Dataset records:
———

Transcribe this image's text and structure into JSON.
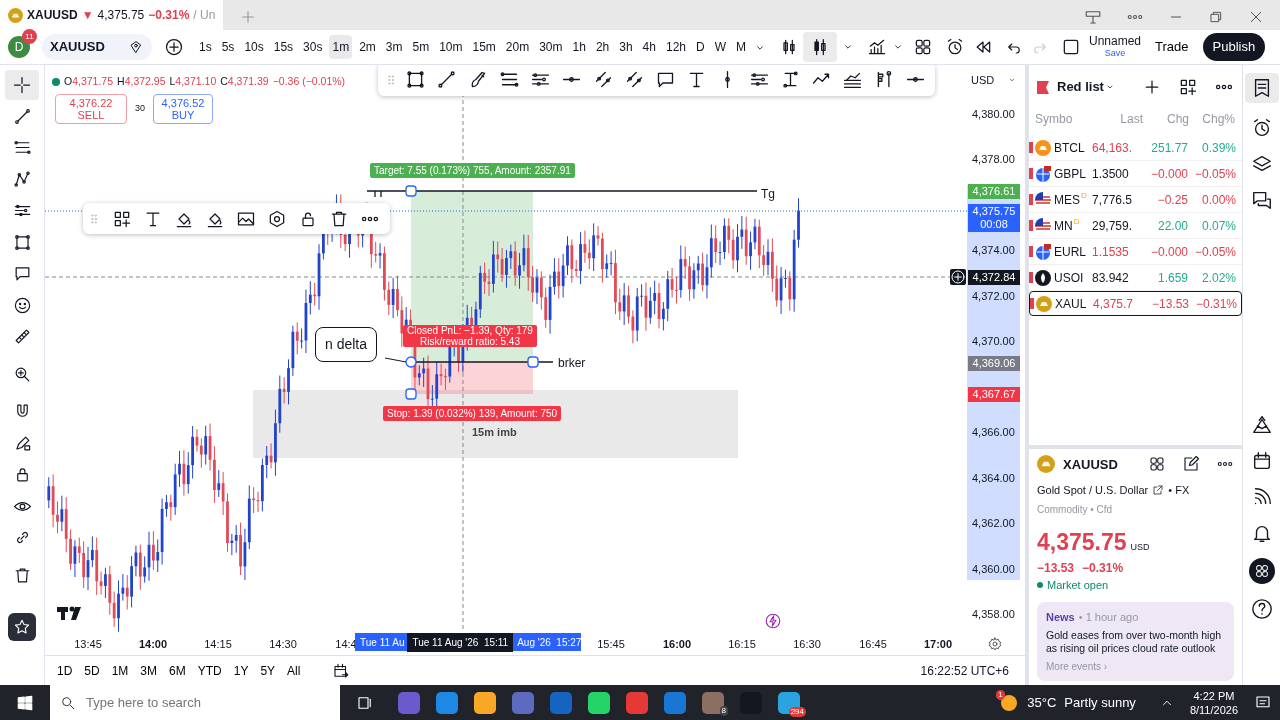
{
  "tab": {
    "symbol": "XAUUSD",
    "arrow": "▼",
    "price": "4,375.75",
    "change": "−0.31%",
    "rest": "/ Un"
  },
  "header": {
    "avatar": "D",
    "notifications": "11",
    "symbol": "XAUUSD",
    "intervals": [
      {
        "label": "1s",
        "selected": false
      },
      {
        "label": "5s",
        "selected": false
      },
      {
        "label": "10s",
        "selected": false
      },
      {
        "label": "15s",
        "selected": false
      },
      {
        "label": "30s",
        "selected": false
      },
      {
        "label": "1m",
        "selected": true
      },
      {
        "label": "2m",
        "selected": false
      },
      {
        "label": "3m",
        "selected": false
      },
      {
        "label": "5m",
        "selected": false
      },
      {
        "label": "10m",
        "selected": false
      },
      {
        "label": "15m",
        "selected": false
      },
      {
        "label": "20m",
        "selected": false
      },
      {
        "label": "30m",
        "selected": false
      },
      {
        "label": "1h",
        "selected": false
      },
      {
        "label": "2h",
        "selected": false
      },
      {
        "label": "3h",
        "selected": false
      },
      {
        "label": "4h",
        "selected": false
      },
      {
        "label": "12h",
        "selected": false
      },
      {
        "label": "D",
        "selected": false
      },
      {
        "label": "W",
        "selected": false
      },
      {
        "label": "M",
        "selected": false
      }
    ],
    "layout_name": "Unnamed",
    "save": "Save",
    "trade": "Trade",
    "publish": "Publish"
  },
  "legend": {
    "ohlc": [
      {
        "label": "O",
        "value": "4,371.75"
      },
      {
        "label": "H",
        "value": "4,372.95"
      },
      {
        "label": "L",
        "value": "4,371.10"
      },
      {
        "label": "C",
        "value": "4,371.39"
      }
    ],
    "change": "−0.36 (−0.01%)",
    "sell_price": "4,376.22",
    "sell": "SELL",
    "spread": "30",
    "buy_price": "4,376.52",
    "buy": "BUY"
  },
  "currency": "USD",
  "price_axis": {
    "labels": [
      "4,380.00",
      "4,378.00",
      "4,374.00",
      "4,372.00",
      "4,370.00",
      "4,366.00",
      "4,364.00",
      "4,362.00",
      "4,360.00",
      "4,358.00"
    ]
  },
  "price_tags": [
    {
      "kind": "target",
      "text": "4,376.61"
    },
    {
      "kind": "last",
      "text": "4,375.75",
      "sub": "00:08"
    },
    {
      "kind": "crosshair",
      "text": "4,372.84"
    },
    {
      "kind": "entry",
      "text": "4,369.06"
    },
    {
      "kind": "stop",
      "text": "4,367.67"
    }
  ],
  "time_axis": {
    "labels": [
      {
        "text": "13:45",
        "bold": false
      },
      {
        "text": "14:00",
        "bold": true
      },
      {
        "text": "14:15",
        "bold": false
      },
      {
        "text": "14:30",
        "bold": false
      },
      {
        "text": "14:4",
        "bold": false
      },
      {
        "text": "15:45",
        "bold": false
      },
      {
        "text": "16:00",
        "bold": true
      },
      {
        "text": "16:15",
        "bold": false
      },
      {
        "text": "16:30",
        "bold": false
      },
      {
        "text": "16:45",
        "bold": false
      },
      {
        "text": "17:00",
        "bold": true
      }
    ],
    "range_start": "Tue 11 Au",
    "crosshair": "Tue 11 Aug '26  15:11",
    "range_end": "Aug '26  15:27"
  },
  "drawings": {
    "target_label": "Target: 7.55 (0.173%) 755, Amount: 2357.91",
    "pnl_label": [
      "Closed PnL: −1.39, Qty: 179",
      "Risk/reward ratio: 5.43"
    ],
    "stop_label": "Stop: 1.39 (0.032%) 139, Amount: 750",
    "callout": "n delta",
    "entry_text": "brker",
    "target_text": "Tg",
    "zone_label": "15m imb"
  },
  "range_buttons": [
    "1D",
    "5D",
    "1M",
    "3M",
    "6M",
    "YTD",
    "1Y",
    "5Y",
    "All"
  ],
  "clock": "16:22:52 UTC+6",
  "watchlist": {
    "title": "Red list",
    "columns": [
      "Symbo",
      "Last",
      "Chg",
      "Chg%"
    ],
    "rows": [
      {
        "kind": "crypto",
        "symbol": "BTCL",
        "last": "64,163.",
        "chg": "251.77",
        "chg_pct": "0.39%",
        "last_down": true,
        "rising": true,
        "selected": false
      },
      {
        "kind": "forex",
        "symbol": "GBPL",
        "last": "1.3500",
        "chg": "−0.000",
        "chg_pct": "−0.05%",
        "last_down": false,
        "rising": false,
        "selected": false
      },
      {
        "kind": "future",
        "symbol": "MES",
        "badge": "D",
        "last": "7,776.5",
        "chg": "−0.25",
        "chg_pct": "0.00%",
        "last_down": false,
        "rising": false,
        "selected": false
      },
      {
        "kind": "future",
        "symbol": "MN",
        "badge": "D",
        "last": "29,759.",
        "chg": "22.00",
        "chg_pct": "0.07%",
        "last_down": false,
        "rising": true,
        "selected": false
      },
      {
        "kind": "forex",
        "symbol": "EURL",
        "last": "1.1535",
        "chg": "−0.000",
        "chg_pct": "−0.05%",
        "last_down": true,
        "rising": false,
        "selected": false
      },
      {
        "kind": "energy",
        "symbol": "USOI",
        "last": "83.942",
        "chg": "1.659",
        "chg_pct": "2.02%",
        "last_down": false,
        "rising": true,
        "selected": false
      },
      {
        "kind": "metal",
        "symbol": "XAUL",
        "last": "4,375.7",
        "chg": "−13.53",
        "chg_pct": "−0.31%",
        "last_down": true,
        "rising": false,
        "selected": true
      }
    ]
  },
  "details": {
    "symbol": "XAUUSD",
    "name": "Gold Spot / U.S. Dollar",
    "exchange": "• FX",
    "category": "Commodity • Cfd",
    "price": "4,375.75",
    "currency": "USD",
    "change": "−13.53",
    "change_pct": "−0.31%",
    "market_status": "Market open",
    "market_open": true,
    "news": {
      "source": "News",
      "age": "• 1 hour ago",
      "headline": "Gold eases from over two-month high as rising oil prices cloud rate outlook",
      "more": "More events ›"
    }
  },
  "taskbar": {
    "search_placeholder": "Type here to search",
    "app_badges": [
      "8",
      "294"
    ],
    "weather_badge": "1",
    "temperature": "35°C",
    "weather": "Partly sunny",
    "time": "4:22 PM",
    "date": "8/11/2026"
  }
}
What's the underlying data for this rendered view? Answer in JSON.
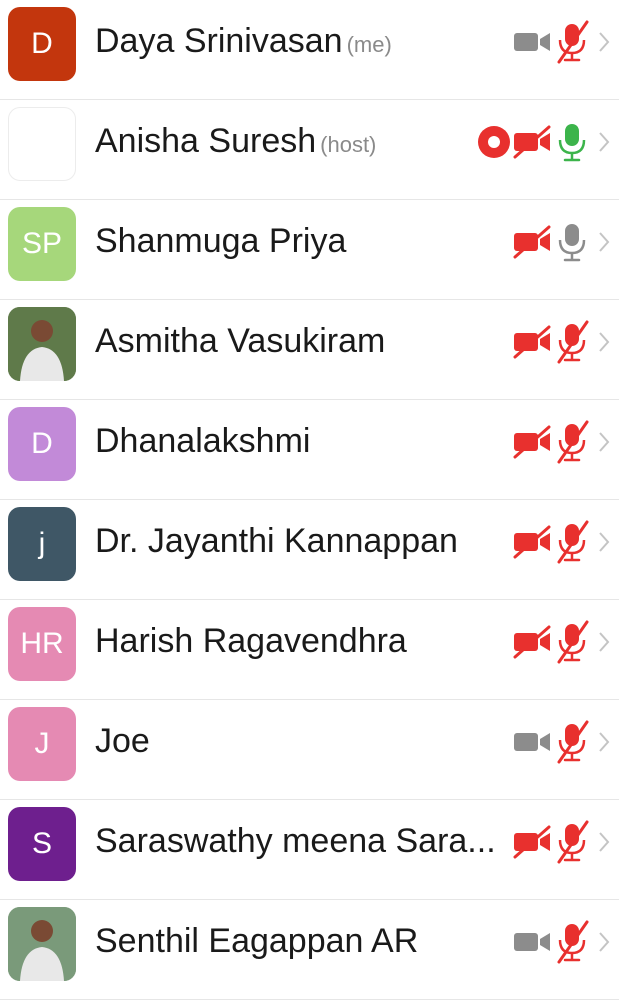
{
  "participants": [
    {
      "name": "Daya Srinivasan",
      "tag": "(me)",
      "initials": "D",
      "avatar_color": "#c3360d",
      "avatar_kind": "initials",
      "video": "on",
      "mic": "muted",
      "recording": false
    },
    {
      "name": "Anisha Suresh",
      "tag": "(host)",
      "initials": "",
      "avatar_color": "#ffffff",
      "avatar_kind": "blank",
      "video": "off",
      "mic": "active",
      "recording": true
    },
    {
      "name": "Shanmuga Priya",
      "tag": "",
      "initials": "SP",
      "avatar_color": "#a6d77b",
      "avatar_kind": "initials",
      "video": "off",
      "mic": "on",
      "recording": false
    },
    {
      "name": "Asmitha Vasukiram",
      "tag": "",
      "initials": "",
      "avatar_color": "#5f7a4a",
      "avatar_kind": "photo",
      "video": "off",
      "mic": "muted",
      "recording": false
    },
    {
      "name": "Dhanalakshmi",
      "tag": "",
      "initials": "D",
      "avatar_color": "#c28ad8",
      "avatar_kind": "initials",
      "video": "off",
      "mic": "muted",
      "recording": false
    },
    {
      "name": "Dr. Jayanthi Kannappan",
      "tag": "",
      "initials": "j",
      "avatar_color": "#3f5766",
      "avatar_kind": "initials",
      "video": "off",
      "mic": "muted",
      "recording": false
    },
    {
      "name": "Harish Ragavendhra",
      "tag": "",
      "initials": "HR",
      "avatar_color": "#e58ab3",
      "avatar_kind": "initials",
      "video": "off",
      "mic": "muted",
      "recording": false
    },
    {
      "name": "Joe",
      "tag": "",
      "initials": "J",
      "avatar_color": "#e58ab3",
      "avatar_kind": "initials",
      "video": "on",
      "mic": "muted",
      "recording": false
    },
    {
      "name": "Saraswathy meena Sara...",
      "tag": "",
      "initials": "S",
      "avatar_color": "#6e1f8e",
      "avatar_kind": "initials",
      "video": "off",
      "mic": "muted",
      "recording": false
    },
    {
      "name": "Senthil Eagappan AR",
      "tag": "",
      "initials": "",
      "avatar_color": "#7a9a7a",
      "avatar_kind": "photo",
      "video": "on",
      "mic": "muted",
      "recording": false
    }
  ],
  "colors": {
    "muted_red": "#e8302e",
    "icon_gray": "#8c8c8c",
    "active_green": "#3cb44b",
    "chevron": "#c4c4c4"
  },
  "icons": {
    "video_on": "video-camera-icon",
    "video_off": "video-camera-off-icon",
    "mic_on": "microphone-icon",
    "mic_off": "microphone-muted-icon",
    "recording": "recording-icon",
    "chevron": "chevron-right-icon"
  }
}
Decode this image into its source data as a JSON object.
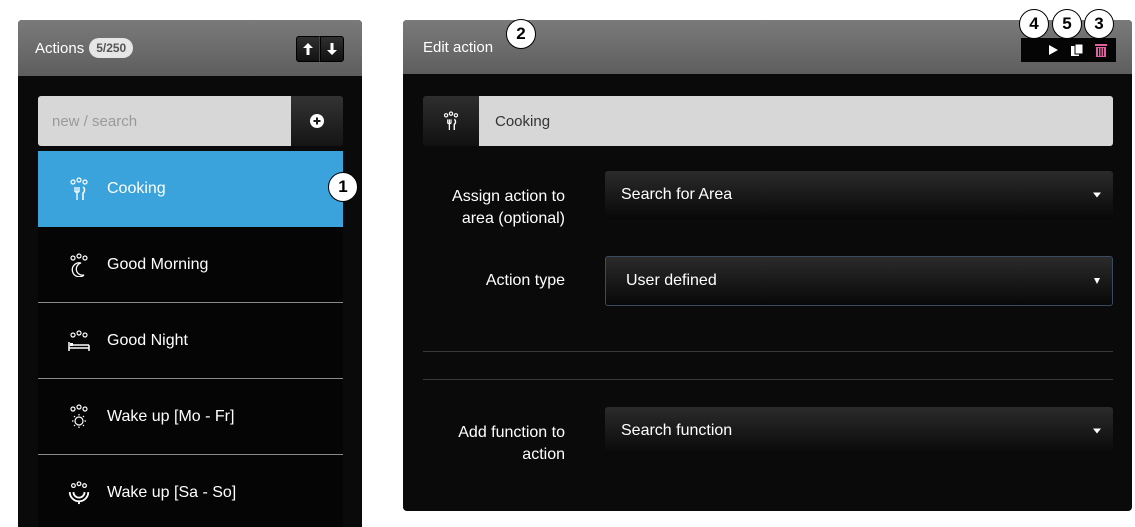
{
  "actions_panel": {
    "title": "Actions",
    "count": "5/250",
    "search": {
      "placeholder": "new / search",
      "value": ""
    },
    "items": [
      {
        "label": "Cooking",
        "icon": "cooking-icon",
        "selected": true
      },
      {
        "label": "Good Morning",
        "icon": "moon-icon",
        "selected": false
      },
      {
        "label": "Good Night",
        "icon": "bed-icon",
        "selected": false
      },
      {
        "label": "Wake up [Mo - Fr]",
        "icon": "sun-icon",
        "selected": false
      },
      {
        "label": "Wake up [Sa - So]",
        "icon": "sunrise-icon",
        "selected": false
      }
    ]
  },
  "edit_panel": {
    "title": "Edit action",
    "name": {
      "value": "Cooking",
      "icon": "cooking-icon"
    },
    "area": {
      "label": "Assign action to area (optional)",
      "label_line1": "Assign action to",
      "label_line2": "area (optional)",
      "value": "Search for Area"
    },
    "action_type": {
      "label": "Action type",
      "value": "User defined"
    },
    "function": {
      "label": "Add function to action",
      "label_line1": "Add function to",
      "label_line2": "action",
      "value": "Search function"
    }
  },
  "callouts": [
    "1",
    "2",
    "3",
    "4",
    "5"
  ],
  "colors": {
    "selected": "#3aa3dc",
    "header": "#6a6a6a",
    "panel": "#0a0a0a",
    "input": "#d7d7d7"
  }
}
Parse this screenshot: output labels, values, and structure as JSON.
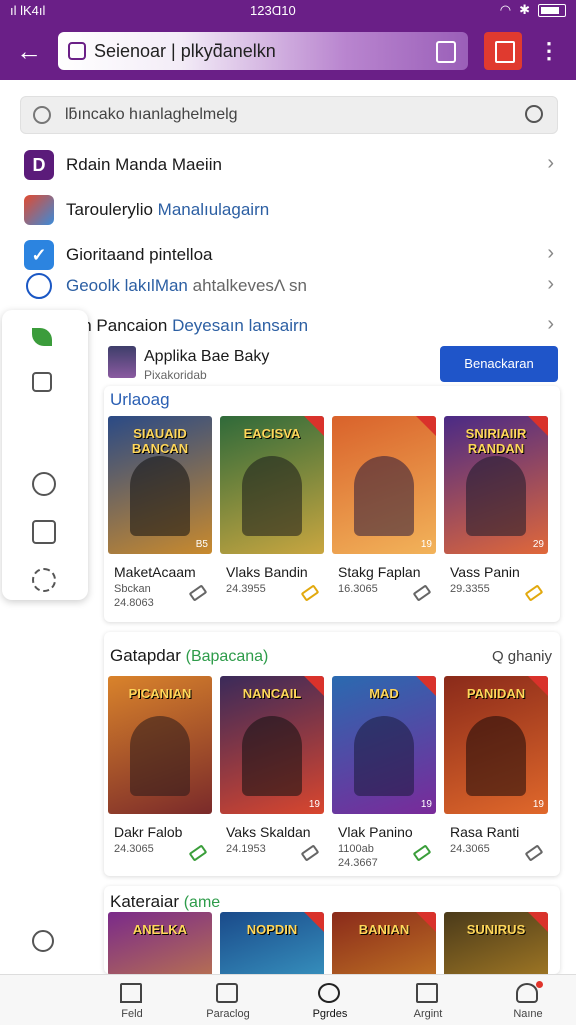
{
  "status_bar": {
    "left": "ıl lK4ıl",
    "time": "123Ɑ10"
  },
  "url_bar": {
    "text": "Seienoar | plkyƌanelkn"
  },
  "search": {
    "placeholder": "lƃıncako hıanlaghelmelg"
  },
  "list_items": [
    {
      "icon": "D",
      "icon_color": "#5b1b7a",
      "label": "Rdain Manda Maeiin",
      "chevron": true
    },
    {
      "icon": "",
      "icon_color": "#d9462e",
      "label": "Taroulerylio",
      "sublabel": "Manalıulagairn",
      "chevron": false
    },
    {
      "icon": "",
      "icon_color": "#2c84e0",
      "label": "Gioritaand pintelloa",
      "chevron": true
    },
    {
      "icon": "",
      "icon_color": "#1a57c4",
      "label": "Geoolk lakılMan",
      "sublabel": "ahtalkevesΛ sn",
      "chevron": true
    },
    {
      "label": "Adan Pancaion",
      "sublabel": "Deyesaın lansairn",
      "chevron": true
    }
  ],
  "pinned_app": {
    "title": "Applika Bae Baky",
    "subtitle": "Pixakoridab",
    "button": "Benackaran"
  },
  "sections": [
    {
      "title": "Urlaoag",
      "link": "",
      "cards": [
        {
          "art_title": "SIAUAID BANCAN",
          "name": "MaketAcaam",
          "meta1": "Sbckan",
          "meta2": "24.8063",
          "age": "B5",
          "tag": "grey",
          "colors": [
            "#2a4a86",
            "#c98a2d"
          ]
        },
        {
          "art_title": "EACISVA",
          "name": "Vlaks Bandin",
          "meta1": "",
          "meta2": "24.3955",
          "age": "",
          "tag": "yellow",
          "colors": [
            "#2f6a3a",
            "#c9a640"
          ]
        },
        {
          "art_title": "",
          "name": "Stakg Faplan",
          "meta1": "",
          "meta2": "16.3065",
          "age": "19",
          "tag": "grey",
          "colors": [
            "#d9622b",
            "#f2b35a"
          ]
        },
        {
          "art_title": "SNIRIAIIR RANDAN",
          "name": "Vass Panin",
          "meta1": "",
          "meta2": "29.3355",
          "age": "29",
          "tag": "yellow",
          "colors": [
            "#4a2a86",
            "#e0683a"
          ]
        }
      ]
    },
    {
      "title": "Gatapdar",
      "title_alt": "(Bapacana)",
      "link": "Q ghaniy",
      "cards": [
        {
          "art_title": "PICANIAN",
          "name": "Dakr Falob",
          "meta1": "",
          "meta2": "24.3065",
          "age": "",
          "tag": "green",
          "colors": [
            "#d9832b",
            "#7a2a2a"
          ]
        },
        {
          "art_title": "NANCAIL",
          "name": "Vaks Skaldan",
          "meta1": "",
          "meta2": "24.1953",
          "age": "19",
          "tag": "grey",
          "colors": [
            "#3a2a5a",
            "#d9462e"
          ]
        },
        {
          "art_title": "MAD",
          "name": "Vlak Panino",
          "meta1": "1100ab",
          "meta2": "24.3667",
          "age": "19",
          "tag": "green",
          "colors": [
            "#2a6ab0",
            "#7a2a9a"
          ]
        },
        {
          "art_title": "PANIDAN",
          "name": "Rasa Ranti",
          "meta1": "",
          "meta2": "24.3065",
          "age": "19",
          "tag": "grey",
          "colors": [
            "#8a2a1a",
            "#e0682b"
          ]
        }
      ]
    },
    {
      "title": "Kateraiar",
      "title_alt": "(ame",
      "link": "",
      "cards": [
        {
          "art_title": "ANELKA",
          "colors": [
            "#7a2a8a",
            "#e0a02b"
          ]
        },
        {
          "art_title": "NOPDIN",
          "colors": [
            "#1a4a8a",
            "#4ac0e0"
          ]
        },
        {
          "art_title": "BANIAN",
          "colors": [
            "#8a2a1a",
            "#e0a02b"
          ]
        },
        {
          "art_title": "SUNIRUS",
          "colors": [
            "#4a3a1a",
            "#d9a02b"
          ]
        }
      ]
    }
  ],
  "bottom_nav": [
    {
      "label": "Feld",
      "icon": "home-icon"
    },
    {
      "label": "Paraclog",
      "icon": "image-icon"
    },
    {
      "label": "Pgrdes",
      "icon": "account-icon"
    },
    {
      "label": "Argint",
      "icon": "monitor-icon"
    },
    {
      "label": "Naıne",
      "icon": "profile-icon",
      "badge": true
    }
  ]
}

———

*Written problem*.
Look through the listing and extract every line with "structure" in it.

*Task solution*.
Transcribe this image's text and structure into JSON.
Parse this screenshot: output labels, values, and structure as JSON.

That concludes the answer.